Directions for this task: Restate the data exactly as given and keep the pictures out.
——————————
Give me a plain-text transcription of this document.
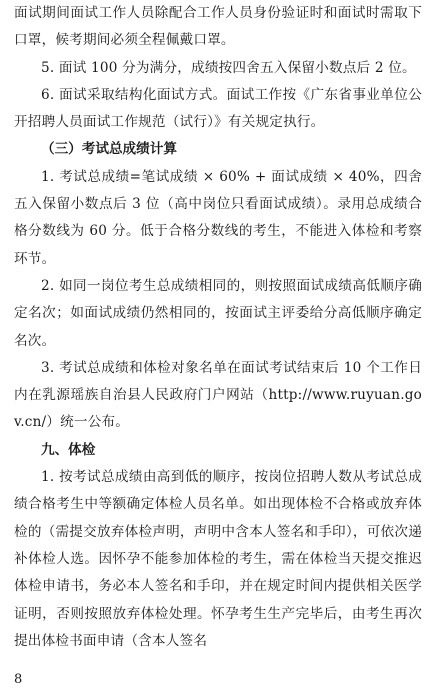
面试期间面试工作人员除配合工作人员身份验证时和面试时需取下口罩，候考期间必须全程佩戴口罩。

5. 面试 100 分为满分，成绩按四舍五入保留小数点后 2 位。

6. 面试采取结构化面试方式。面试工作按《广东省事业单位公开招聘人员面试工作规范（试行）》有关规定执行。

（三）考试总成绩计算

1. 考试总成绩=笔试成绩 × 60% + 面试成绩 × 40%，四舍五入保留小数点后 3 位（高中岗位只看面试成绩）。录用总成绩合格分数线为 60 分。低于合格分数线的考生，不能进入体检和考察环节。

2. 如同一岗位考生总成绩相同的，则按照面试成绩高低顺序确定名次；如面试成绩仍然相同的，按面试主评委给分高低顺序确定名次。

3. 考试总成绩和体检对象名单在面试考试结束后 10 个工作日内在乳源瑶族自治县人民政府门户网站（http://www.ruyuan.gov.cn/）统一公布。

九、体检

1. 按考试总成绩由高到低的顺序，按岗位招聘人数从考试总成绩合格考生中等额确定体检人员名单。如出现体检不合格或放弃体检的（需提交放弃体检声明，声明中含本人签名和手印），可依次递补体检人选。因怀孕不能参加体检的考生，需在体检当天提交推迟体检申请书，务必本人签名和手印，并在规定时间内提供相关医学证明，否则按照放弃体检处理。怀孕考生生产完毕后，由考生再次提出体检书面申请（含本人签名

8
——————————
Response below:
Give me a plain-text transcription of this document.
面试期间面试工作人员除配合工作人员身份验证时和面试时需取下口罩，候考期间必须全程佩戴口罩。

5. 面试 100 分为满分，成绩按四舍五入保留小数点后 2 位。

6. 面试采取结构化面试方式。面试工作按《广东省事业单位公开招聘人员面试工作规范（试行）》有关规定执行。

（三）考试总成绩计算

1. 考试总成绩=笔试成绩 × 60% + 面试成绩 × 40%，四舍五入保留小数点后 3 位（高中岗位只看面试成绩）。录用总成绩合格分数线为 60 分。低于合格分数线的考生，不能进入体检和考察环节。

2. 如同一岗位考生总成绩相同的，则按照面试成绩高低顺序确定名次；如面试成绩仍然相同的，按面试主评委给分高低顺序确定名次。

3. 考试总成绩和体检对象名单在面试考试结束后 10 个工作日内在乳源瑶族自治县人民政府门户网站（http://www.ruyuan.gov.cn/）统一公布。

九、体检

1. 按考试总成绩由高到低的顺序，按岗位招聘人数从考试总成绩合格考生中等额确定体检人员名单。如出现体检不合格或放弃体检的（需提交放弃体检声明，声明中含本人签名和手印），可依次递补体检人选。因怀孕不能参加体检的考生，需在体检当天提交推迟体检申请书，务必本人签名和手印，并在规定时间内提供相关医学证明，否则按照放弃体检处理。怀孕考生生产完毕后，由考生再次提出体检书面申请（含本人签名

8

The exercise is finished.